**PROBLEM SET**
#1 List every goat named in the goat milking thread.
#2 Substitute "kids" for "babies" in everything from "So...what am I" down to "all the time?" in the goat milking thread, and write that part out again.
--- start TEXT PROVIDED ---
# My Nigerian Dwarf does not producing milk for me!



## Natalia Richards (Sep 29, 2020)

Hi everyone! I am new to your group. I am so glad to have found you! I started raising NDG about two years ago. I first acquired Hansel, (buck,) and Gretel, (doe), and a few months later Glenda, and more recently Gloria. All NDG. Previously I didn’t care milking the does when they had babies but this time we want to so I ordered a electric pump for small farms. 

A week ago Gretel and Glenda had both twins, boys, they have blue eyes like the father. I decided to give them a week of kid feedings without milking to get babies and milk established. 

Two days ago I tried to milk them and Gretel gave me about a cup worth and Glenda didn’t. We assumed kids drank it all. 
Yesterday, one barely gave me 1 tbs the other one zero. 
Seeing this we assumed the babies were drinking all the milk so we separated the babies from moms at 9am today and after feeding the rest of the flock and animals, around 11:30 am we tried to milk them and zero again. Barely a tbs between them. 

So...what am I doing wrong?The babies are super healthy, jumping, running and playing. The mothers seem healthy too, I had the vet checking them! Thank you ahead for any help you can give me! 
I included a picture of the milking machine I bought.


----------



## Sfgwife (Feb 18, 2018)

Is the milker a pulse milker? Have you tried milking by hand? If so... are you pulling on the teats or squeezing? Most people do not separate overnight until the kids are two weeks old. What is your “procedure” when milking? Are they getting grain? Do they have free choice loose mineral? Hay and water all the time?


----------



## Natalia Richards (Sep 29, 2020)
--- end TEXT PROVIDED ---
--- start EXCERPTED RECORDS ---
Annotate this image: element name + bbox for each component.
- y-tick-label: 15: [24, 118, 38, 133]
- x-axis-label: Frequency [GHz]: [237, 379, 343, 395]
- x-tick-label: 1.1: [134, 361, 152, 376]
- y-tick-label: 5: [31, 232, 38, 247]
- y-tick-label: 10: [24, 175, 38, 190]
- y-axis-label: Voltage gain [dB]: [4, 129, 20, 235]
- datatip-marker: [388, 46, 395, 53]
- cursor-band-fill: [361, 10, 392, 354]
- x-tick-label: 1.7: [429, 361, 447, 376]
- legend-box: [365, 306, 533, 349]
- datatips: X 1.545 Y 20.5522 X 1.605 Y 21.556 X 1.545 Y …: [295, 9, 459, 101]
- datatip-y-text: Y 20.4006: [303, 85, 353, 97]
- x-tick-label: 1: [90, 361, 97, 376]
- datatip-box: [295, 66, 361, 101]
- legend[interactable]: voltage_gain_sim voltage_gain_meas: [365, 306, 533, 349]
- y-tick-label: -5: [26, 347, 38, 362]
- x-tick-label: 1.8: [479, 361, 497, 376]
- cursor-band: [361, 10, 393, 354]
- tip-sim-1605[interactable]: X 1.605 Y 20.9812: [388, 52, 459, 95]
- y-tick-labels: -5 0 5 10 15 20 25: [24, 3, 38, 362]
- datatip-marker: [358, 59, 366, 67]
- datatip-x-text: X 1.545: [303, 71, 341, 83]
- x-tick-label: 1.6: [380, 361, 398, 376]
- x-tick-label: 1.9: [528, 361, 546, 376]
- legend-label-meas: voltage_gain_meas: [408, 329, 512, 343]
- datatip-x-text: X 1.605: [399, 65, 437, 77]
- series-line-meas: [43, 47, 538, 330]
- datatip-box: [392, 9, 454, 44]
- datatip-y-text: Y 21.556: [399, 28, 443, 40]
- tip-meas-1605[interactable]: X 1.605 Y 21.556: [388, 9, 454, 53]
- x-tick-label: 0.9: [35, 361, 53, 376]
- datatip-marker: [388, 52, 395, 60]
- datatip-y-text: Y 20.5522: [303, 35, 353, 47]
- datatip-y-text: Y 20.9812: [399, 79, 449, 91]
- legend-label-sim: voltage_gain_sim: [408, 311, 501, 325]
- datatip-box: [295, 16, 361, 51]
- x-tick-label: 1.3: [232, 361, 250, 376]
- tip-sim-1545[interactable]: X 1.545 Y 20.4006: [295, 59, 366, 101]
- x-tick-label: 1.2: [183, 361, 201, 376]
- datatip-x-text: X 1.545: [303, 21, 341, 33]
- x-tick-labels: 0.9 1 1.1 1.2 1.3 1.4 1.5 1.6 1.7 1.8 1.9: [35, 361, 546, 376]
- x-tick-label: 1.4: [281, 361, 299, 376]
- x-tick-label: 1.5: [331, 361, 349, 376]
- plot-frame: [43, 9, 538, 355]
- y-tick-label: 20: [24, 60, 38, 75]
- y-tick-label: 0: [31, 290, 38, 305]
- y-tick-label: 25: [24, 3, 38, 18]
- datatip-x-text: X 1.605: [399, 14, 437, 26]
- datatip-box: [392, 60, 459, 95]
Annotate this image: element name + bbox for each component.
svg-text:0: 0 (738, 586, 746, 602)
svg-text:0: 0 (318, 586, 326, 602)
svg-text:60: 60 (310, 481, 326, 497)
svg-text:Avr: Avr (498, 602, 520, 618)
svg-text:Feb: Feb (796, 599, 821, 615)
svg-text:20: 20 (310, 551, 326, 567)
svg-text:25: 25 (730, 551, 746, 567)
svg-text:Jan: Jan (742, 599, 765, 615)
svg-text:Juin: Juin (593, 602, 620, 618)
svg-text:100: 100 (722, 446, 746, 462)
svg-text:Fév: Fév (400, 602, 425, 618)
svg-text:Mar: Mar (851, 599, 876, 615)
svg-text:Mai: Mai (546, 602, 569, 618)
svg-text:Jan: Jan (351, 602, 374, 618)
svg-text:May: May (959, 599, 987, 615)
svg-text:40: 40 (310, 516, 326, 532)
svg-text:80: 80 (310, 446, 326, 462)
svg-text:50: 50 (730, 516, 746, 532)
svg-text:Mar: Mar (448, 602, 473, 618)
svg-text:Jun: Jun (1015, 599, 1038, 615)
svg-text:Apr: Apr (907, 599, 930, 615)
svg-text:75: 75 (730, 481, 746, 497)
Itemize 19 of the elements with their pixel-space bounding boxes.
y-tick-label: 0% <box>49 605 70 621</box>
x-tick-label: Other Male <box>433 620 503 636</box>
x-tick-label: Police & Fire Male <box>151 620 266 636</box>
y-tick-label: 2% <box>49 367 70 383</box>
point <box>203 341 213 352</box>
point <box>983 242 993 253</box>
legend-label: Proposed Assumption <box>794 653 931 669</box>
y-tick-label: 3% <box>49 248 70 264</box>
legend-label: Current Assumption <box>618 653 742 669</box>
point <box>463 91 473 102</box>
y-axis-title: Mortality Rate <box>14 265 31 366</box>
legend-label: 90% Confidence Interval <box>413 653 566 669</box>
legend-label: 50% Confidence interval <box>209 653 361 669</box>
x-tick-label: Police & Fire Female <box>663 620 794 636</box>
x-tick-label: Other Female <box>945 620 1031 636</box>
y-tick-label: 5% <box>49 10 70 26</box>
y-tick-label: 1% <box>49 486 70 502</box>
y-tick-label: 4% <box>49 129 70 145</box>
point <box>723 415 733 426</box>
--- end EXCERPTED RECORDS ---
**EXPECTED OUTPUTS**
#1 Hansel, Gretel, Glenda, Gloria

#2
So...what am I doing wrong?The kids are super healthy, jumping, running and playing. The mothers seem healthy too, I had the vet checking them! Thank you ahead for any help you can give me! 
I included a picture of the milking machine I bought.


----------



## Sfgwife (Feb 18, 2018)

Is the milker a pulse milker? Have you tried milking by hand? If so... are you pulling on the teats or squeezing? Most people do not separate overnight until the kids are two weeks old. What is your “procedure” when milking? Are they getting grain? Do they have free choice loose mineral? Hay and water all the time?